■ What to produce ■
Please retype the records below exactly, leaving out any pictures.

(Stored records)
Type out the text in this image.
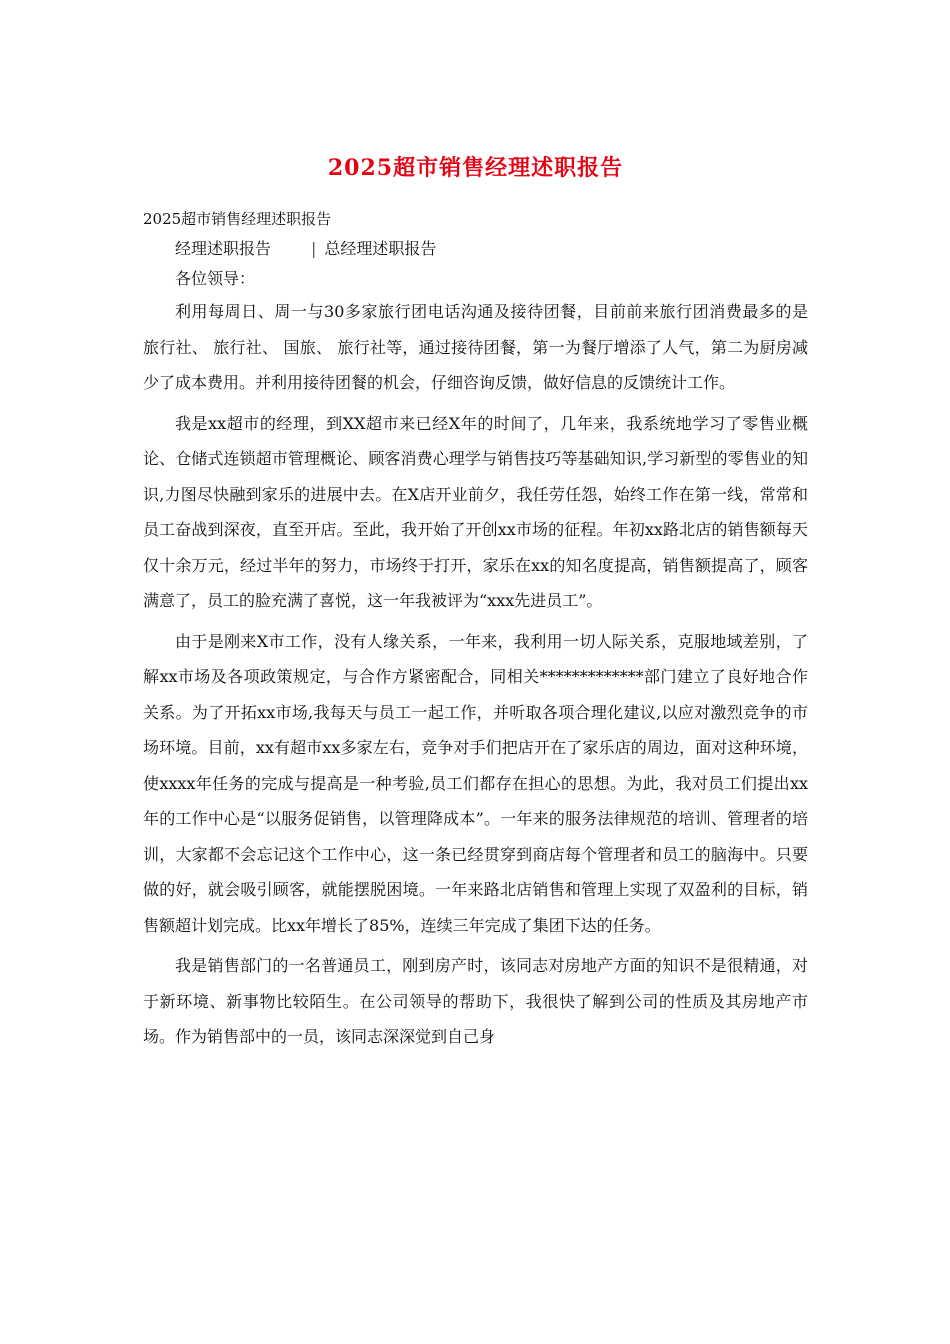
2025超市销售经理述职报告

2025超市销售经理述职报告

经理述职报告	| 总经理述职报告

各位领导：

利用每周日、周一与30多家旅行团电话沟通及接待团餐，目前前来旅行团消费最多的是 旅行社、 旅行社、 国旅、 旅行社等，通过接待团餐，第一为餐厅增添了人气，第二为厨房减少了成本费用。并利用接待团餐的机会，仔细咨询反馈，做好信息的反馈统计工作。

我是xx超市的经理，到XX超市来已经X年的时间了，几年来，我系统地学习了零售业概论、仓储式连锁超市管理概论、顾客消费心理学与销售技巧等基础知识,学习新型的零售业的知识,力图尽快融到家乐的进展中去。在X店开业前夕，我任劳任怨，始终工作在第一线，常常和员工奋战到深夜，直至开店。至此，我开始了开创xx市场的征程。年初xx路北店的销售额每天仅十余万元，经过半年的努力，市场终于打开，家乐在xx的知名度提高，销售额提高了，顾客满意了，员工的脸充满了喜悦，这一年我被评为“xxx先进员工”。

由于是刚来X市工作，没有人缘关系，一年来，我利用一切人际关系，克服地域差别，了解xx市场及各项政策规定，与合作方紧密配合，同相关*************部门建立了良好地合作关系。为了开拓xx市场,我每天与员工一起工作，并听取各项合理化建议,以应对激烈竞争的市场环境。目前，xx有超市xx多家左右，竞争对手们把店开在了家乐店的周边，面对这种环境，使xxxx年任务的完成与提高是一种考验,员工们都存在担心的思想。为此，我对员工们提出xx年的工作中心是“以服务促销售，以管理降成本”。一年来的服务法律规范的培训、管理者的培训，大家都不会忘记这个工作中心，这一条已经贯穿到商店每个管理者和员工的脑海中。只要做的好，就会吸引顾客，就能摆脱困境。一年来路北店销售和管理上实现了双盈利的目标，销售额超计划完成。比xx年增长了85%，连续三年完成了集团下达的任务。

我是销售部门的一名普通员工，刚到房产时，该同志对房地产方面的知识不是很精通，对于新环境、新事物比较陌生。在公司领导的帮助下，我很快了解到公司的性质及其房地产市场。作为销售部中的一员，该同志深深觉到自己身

■ Exercise response ■
Type out the text in this image.
2025超市销售经理述职报告

2025超市销售经理述职报告

经理述职报告	| 总经理述职报告

各位领导：

利用每周日、周一与30多家旅行团电话沟通及接待团餐，目前前来旅行团消费最多的是 旅行社、 旅行社、 国旅、 旅行社等，通过接待团餐，第一为餐厅增添了人气，第二为厨房减少了成本费用。并利用接待团餐的机会，仔细咨询反馈，做好信息的反馈统计工作。

我是xx超市的经理，到XX超市来已经X年的时间了，几年来，我系统地学习了零售业概论、仓储式连锁超市管理概论、顾客消费心理学与销售技巧等基础知识,学习新型的零售业的知识,力图尽快融到家乐的进展中去。在X店开业前夕，我任劳任怨，始终工作在第一线，常常和员工奋战到深夜，直至开店。至此，我开始了开创xx市场的征程。年初xx路北店的销售额每天仅十余万元，经过半年的努力，市场终于打开，家乐在xx的知名度提高，销售额提高了，顾客满意了，员工的脸充满了喜悦，这一年我被评为“xxx先进员工”。

由于是刚来X市工作，没有人缘关系，一年来，我利用一切人际关系，克服地域差别，了解xx市场及各项政策规定，与合作方紧密配合，同相关*************部门建立了良好地合作关系。为了开拓xx市场,我每天与员工一起工作，并听取各项合理化建议,以应对激烈竞争的市场环境。目前，xx有超市xx多家左右，竞争对手们把店开在了家乐店的周边，面对这种环境，使xxxx年任务的完成与提高是一种考验,员工们都存在担心的思想。为此，我对员工们提出xx年的工作中心是“以服务促销售，以管理降成本”。一年来的服务法律规范的培训、管理者的培训，大家都不会忘记这个工作中心，这一条已经贯穿到商店每个管理者和员工的脑海中。只要做的好，就会吸引顾客，就能摆脱困境。一年来路北店销售和管理上实现了双盈利的目标，销售额超计划完成。比xx年增长了85%，连续三年完成了集团下达的任务。

我是销售部门的一名普通员工，刚到房产时，该同志对房地产方面的知识不是很精通，对于新环境、新事物比较陌生。在公司领导的帮助下，我很快了解到公司的性质及其房地产市场。作为销售部中的一员，该同志深深觉到自己身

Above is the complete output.